━━━━━ MATERIAL SHOWN

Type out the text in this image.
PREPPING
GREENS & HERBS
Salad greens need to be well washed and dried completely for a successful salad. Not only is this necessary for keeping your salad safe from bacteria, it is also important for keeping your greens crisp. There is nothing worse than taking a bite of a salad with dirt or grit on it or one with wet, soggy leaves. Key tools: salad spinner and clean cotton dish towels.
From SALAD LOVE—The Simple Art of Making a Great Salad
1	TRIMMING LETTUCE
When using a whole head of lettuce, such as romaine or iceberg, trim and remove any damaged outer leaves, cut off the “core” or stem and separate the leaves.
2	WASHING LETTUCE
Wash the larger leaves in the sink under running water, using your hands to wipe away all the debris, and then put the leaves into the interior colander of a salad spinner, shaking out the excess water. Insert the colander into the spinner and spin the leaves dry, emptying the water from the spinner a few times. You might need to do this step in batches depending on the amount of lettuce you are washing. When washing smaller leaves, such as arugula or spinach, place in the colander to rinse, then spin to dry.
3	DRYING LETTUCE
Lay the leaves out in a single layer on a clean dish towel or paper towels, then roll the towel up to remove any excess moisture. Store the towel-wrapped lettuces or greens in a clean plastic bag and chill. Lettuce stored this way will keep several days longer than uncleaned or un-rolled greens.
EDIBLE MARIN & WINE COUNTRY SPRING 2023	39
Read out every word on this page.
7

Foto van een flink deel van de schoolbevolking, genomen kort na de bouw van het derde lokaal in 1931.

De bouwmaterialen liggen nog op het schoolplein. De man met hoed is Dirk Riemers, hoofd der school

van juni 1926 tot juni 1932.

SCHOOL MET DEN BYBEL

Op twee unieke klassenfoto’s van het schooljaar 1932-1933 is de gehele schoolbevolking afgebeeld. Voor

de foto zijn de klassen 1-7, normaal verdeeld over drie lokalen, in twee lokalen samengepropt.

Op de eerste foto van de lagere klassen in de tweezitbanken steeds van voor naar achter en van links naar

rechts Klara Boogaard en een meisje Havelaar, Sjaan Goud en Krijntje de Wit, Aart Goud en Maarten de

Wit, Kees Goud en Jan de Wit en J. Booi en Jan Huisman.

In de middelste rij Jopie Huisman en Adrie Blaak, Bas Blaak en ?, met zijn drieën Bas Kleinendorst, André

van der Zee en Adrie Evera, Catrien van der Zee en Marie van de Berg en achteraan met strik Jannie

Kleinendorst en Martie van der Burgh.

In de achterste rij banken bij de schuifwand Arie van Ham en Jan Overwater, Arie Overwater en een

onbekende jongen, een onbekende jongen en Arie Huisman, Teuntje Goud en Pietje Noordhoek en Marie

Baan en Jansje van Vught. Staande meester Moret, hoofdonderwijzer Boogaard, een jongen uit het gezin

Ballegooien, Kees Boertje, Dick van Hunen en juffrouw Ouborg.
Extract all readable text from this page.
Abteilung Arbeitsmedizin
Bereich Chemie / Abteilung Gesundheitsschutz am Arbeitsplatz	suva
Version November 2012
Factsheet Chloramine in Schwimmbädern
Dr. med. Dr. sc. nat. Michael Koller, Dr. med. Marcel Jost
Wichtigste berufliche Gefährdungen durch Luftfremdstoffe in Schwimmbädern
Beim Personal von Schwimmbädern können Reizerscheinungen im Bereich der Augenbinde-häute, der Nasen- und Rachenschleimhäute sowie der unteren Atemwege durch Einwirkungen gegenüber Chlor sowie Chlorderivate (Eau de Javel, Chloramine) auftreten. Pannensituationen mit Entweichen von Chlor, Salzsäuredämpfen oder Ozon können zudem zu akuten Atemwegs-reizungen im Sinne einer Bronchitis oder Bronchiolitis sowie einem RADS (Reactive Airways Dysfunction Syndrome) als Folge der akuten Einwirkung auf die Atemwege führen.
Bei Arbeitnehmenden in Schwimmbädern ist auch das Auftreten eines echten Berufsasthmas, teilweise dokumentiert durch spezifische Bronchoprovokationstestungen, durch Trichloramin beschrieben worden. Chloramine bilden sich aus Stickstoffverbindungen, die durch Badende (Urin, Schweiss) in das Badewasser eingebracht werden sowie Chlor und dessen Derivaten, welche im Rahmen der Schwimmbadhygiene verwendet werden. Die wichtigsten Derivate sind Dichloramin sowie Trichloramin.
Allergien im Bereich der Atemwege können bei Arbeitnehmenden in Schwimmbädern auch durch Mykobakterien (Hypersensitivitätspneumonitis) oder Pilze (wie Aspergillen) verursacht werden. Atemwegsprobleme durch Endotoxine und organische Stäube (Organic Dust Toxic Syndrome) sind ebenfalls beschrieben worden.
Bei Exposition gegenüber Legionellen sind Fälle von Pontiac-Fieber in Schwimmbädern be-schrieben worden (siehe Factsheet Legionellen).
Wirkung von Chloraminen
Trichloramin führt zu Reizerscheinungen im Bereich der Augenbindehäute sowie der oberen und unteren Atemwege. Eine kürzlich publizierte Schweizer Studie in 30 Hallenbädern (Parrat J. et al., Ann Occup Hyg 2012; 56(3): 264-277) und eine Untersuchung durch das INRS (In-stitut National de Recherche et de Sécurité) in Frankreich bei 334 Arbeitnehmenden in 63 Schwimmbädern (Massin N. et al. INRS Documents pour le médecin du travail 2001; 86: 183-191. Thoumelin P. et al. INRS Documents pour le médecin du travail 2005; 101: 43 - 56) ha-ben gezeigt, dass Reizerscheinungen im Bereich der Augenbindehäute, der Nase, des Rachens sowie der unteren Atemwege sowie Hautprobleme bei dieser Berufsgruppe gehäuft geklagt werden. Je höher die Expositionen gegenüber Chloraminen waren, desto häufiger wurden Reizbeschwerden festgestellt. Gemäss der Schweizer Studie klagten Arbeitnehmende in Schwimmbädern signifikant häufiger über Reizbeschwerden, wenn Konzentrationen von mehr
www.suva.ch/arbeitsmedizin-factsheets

━━━━━━━━━━

## [EXERCISE BRIEF]
From the entries above, copy every line that holds the word "Marie".

## [RESPONSE BOX]
van der Zee en Adrie Evera, Catrien van der Zee en Marie van de Berg en achteraan met strik Jannie
onbekende jongen, een onbekende jongen en Arie Huisman, Teuntje Goud en Pietje Noordhoek en Marie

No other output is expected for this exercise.